Figure data in JSON
********
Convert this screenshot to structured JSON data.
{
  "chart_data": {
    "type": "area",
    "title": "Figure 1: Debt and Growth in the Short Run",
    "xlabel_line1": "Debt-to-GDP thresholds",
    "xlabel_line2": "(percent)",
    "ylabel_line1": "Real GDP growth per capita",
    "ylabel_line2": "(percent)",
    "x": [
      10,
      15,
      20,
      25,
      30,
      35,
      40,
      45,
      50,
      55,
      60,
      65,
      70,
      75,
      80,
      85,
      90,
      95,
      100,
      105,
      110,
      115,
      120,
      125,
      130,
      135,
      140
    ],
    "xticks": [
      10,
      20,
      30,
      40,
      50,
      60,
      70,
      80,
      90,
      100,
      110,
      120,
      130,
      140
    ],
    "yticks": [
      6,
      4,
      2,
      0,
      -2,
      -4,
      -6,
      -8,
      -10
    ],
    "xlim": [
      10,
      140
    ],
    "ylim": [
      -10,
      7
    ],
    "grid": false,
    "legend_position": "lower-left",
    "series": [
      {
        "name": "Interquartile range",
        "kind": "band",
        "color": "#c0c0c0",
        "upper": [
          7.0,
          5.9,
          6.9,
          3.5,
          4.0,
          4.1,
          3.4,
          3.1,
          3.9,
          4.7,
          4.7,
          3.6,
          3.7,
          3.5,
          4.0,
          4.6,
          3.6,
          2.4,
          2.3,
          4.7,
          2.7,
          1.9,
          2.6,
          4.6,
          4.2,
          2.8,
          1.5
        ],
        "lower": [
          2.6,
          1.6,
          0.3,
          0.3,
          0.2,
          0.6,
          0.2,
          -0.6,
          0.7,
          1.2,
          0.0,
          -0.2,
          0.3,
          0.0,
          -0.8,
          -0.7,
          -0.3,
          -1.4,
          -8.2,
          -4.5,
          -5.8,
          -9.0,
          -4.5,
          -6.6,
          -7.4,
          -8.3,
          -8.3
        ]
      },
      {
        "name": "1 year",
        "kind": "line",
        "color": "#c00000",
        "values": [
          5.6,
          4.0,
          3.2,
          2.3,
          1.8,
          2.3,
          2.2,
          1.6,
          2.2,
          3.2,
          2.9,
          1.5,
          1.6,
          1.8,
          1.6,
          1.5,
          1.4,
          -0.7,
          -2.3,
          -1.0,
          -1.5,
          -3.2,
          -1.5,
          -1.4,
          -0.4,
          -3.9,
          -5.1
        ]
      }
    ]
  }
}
********
#### WORK REQUIRED
State the count of lines above containing the string "name", and add nothing to it.

#### TASK SOLUTION
2